*Dataset excerpts*:
◆ ◆ ◆ ◆ ◆ ◆ ◆

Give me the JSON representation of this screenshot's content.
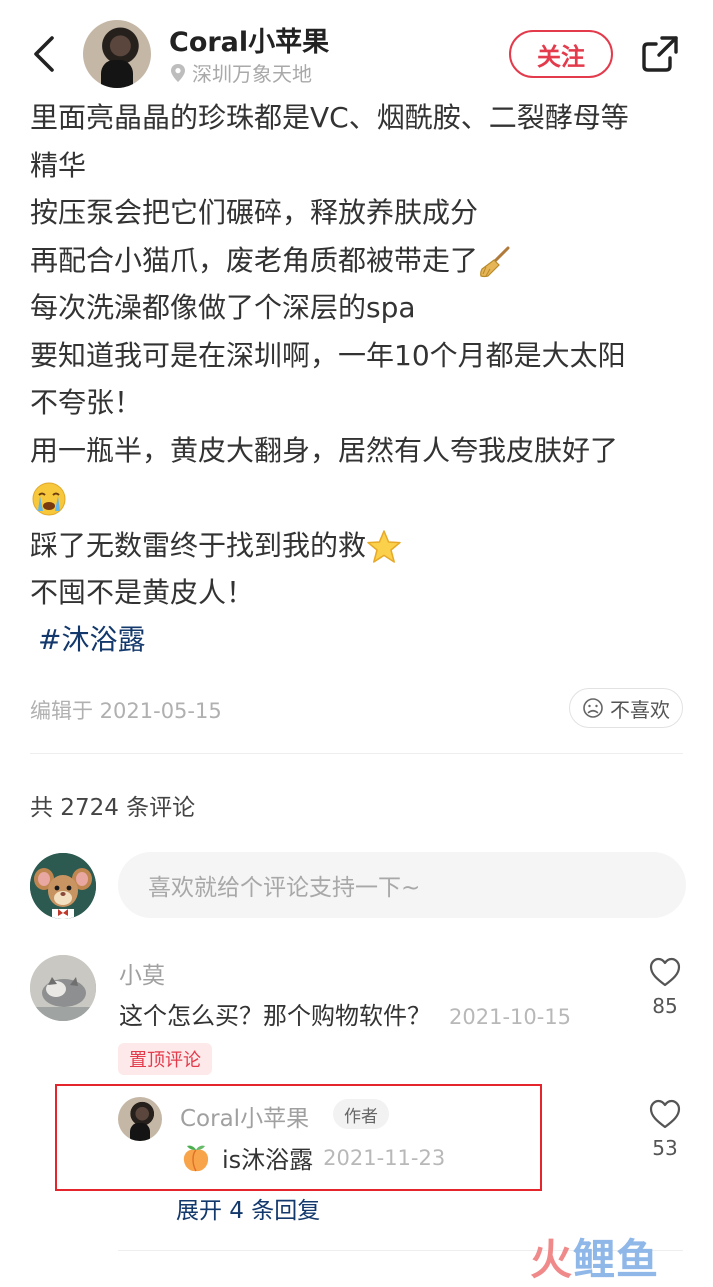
{
  "header": {
    "author_name": "Coral小苹果",
    "location": "深圳万象天地",
    "follow_label": "关注"
  },
  "post": {
    "lines": [
      "里面亮晶晶的珍珠都是VC、烟酰胺、二裂酵母等",
      "精华",
      "按压泵会把它们碾碎，释放养肤成分",
      "再配合小猫爪，废老角质都被带走了",
      "每次洗澡都像做了个深层的spa",
      "要知道我可是在深圳啊，一年10个月都是大太阳",
      "不夸张！",
      "用一瓶半，黄皮大翻身，居然有人夸我皮肤好了",
      "",
      "踩了无数雷终于找到我的救",
      "不囤不是黄皮人！"
    ],
    "hashtag": "#沐浴露",
    "edited": "编辑于 2021-05-15",
    "dislike_label": "不喜欢"
  },
  "comments_section": {
    "count_text": "共 2724 条评论",
    "input_placeholder": "喜欢就给个评论支持一下~"
  },
  "comment": {
    "username": "小莫",
    "text": "这个怎么买？那个购物软件？",
    "date": "2021-10-15",
    "likes": "85",
    "pinned_label": "置顶评论"
  },
  "reply": {
    "username": "Coral小苹果",
    "author_badge": "作者",
    "text": "is沐浴露",
    "date": "2021-11-23",
    "likes": "53",
    "expand_label": "展开 4 条回复"
  },
  "watermark": {
    "part1": "火",
    "part2": "鲤鱼"
  },
  "colors": {
    "accent_red": "#e33b4c",
    "link_blue": "#13386c"
  }
}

◆ ◆ ◆ ◆ ◆ ◆ ◆

*Problem details*:
The data should be printed again unchanged; leave its pictures out.

*The reply*:
Give me the JSON representation of this screenshot's content.
{
  "header": {
    "author_name": "Coral小苹果",
    "location": "深圳万象天地",
    "follow_label": "关注"
  },
  "post": {
    "lines": [
      "里面亮晶晶的珍珠都是VC、烟酰胺、二裂酵母等",
      "精华",
      "按压泵会把它们碾碎，释放养肤成分",
      "再配合小猫爪，废老角质都被带走了",
      "每次洗澡都像做了个深层的spa",
      "要知道我可是在深圳啊，一年10个月都是大太阳",
      "不夸张！",
      "用一瓶半，黄皮大翻身，居然有人夸我皮肤好了",
      "",
      "踩了无数雷终于找到我的救",
      "不囤不是黄皮人！"
    ],
    "hashtag": "#沐浴露",
    "edited": "编辑于 2021-05-15",
    "dislike_label": "不喜欢"
  },
  "comments_section": {
    "count_text": "共 2724 条评论",
    "input_placeholder": "喜欢就给个评论支持一下~"
  },
  "comment": {
    "username": "小莫",
    "text": "这个怎么买？那个购物软件？",
    "date": "2021-10-15",
    "likes": "85",
    "pinned_label": "置顶评论"
  },
  "reply": {
    "username": "Coral小苹果",
    "author_badge": "作者",
    "text": "is沐浴露",
    "date": "2021-11-23",
    "likes": "53",
    "expand_label": "展开 4 条回复"
  },
  "watermark": {
    "part1": "火",
    "part2": "鲤鱼"
  },
  "colors": {
    "accent_red": "#e33b4c",
    "link_blue": "#13386c"
  }
}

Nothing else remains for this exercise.